## Prompt
Can you restate the records below word for word?

## Figure record listings
==============================

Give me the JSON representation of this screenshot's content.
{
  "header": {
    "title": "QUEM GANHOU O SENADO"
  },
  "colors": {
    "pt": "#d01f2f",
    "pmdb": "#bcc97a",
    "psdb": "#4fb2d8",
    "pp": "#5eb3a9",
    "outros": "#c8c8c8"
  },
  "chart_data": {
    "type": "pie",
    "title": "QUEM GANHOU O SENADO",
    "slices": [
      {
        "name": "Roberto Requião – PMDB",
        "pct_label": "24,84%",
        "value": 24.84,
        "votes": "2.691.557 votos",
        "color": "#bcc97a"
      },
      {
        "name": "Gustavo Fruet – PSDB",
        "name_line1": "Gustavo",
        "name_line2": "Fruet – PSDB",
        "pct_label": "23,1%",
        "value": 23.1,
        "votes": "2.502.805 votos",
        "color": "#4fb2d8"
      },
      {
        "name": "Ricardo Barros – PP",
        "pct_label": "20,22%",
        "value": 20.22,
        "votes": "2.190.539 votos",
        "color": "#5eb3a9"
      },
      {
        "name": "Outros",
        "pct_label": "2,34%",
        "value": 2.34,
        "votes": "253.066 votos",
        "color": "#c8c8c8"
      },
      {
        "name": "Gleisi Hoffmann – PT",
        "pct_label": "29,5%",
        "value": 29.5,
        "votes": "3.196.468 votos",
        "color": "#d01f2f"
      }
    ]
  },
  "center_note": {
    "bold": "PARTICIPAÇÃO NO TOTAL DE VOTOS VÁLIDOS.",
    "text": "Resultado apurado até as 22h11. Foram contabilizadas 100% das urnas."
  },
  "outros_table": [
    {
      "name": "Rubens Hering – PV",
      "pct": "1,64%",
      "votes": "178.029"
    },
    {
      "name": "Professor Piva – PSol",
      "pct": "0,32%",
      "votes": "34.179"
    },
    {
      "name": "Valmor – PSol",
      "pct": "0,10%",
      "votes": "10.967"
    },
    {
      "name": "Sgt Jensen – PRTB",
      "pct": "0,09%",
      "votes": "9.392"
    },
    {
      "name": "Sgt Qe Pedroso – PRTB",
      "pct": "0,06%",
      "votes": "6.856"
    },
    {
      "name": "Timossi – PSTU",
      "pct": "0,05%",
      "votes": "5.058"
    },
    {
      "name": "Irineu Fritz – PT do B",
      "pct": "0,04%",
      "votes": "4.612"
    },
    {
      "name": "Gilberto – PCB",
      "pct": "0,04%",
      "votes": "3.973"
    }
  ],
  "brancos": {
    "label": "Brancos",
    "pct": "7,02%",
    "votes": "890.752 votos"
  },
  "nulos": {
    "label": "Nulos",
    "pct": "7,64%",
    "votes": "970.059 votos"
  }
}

==============================

## Complete response
Give me the JSON representation of this screenshot's content.
{
  "header": {
    "title": "QUEM GANHOU O SENADO"
  },
  "colors": {
    "pt": "#d01f2f",
    "pmdb": "#bcc97a",
    "psdb": "#4fb2d8",
    "pp": "#5eb3a9",
    "outros": "#c8c8c8"
  },
  "chart_data": {
    "type": "pie",
    "title": "QUEM GANHOU O SENADO",
    "slices": [
      {
        "name": "Roberto Requião – PMDB",
        "pct_label": "24,84%",
        "value": 24.84,
        "votes": "2.691.557 votos",
        "color": "#bcc97a"
      },
      {
        "name": "Gustavo Fruet – PSDB",
        "name_line1": "Gustavo",
        "name_line2": "Fruet – PSDB",
        "pct_label": "23,1%",
        "value": 23.1,
        "votes": "2.502.805 votos",
        "color": "#4fb2d8"
      },
      {
        "name": "Ricardo Barros – PP",
        "pct_label": "20,22%",
        "value": 20.22,
        "votes": "2.190.539 votos",
        "color": "#5eb3a9"
      },
      {
        "name": "Outros",
        "pct_label": "2,34%",
        "value": 2.34,
        "votes": "253.066 votos",
        "color": "#c8c8c8"
      },
      {
        "name": "Gleisi Hoffmann – PT",
        "pct_label": "29,5%",
        "value": 29.5,
        "votes": "3.196.468 votos",
        "color": "#d01f2f"
      }
    ]
  },
  "center_note": {
    "bold": "PARTICIPAÇÃO NO TOTAL DE VOTOS VÁLIDOS.",
    "text": "Resultado apurado até as 22h11. Foram contabilizadas 100% das urnas."
  },
  "outros_table": [
    {
      "name": "Rubens Hering – PV",
      "pct": "1,64%",
      "votes": "178.029"
    },
    {
      "name": "Professor Piva – PSol",
      "pct": "0,32%",
      "votes": "34.179"
    },
    {
      "name": "Valmor – PSol",
      "pct": "0,10%",
      "votes": "10.967"
    },
    {
      "name": "Sgt Jensen – PRTB",
      "pct": "0,09%",
      "votes": "9.392"
    },
    {
      "name": "Sgt Qe Pedroso – PRTB",
      "pct": "0,06%",
      "votes": "6.856"
    },
    {
      "name": "Timossi – PSTU",
      "pct": "0,05%",
      "votes": "5.058"
    },
    {
      "name": "Irineu Fritz – PT do B",
      "pct": "0,04%",
      "votes": "4.612"
    },
    {
      "name": "Gilberto – PCB",
      "pct": "0,04%",
      "votes": "3.973"
    }
  ],
  "brancos": {
    "label": "Brancos",
    "pct": "7,02%",
    "votes": "890.752 votos"
  },
  "nulos": {
    "label": "Nulos",
    "pct": "7,64%",
    "votes": "970.059 votos"
  }
}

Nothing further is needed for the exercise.